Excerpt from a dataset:
□ □ □ □ □
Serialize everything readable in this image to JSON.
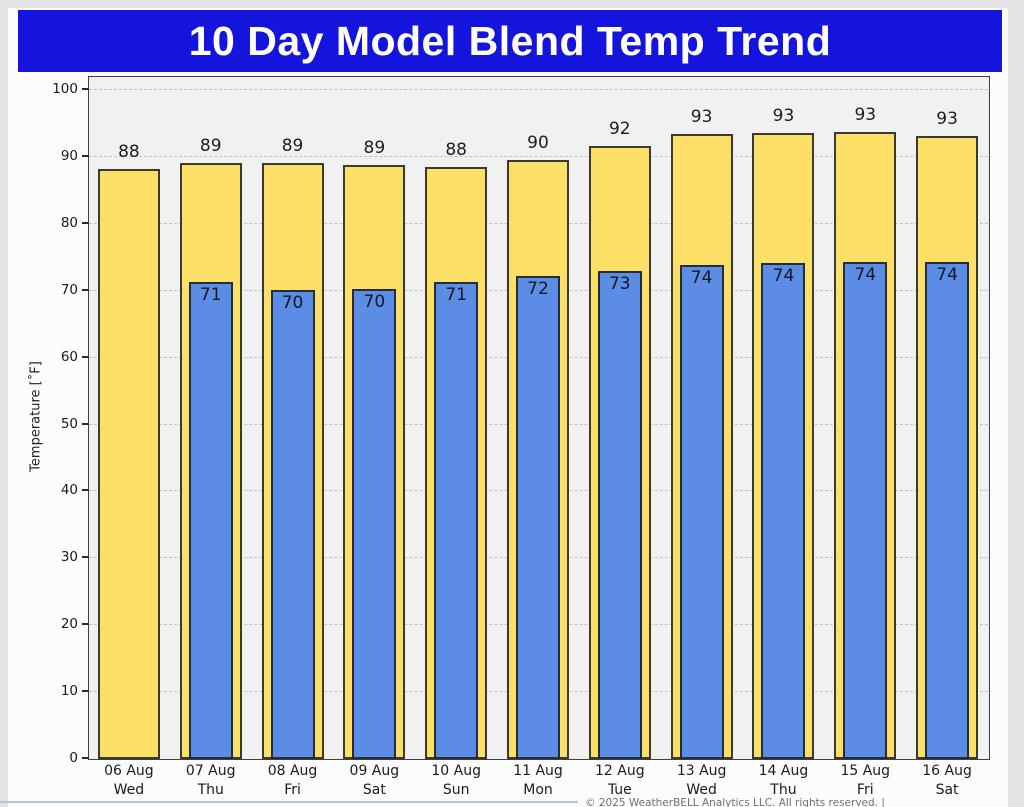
{
  "banner": {
    "title": "10 Day Model Blend Temp Trend",
    "bg_color": "#1414dc",
    "text_color": "#ffffff"
  },
  "chart_data": {
    "type": "bar",
    "title": "10 Day Model Blend Temp Trend",
    "xlabel": "",
    "ylabel": "Temperature [˚F]",
    "ylim": [
      0,
      100
    ],
    "ytick_step": 10,
    "ytick_labels": [
      "0",
      "10",
      "20",
      "30",
      "40",
      "50",
      "60",
      "70",
      "80",
      "90",
      "100"
    ],
    "grid": "horizontal-dashed",
    "legend_position": "none",
    "plot_background": "#f1f1f1",
    "categories": [
      {
        "date": "06 Aug",
        "weekday": "Wed"
      },
      {
        "date": "07 Aug",
        "weekday": "Thu"
      },
      {
        "date": "08 Aug",
        "weekday": "Fri"
      },
      {
        "date": "09 Aug",
        "weekday": "Sat"
      },
      {
        "date": "10 Aug",
        "weekday": "Sun"
      },
      {
        "date": "11 Aug",
        "weekday": "Mon"
      },
      {
        "date": "12 Aug",
        "weekday": "Tue"
      },
      {
        "date": "13 Aug",
        "weekday": "Wed"
      },
      {
        "date": "14 Aug",
        "weekday": "Thu"
      },
      {
        "date": "15 Aug",
        "weekday": "Fri"
      },
      {
        "date": "16 Aug",
        "weekday": "Sat"
      }
    ],
    "series": [
      {
        "name": "High temperature",
        "color": "#fbdf66",
        "values": [
          88,
          89,
          89,
          89,
          88,
          90,
          92,
          93,
          93,
          93,
          93
        ],
        "bar_tops": [
          88.0,
          89.0,
          88.9,
          88.6,
          88.3,
          89.4,
          91.5,
          93.2,
          93.4,
          93.5,
          92.9
        ]
      },
      {
        "name": "Low temperature",
        "color": "#5c8de4",
        "values": [
          null,
          71,
          70,
          70,
          71,
          72,
          73,
          74,
          74,
          74,
          74
        ],
        "bar_tops": [
          null,
          71.2,
          70.0,
          70.1,
          71.1,
          72.0,
          72.8,
          73.7,
          74.0,
          74.2,
          74.1
        ]
      }
    ]
  },
  "footer": {
    "attribution": "© 2025 WeatherBELL Analytics LLC. All rights reserved. |"
  }
}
□ □ □ □ □
### What is expected
Sift through the entries and copy every line with "name".

### Worked solution
        "name": "High temperature",
        "name": "Low temperature",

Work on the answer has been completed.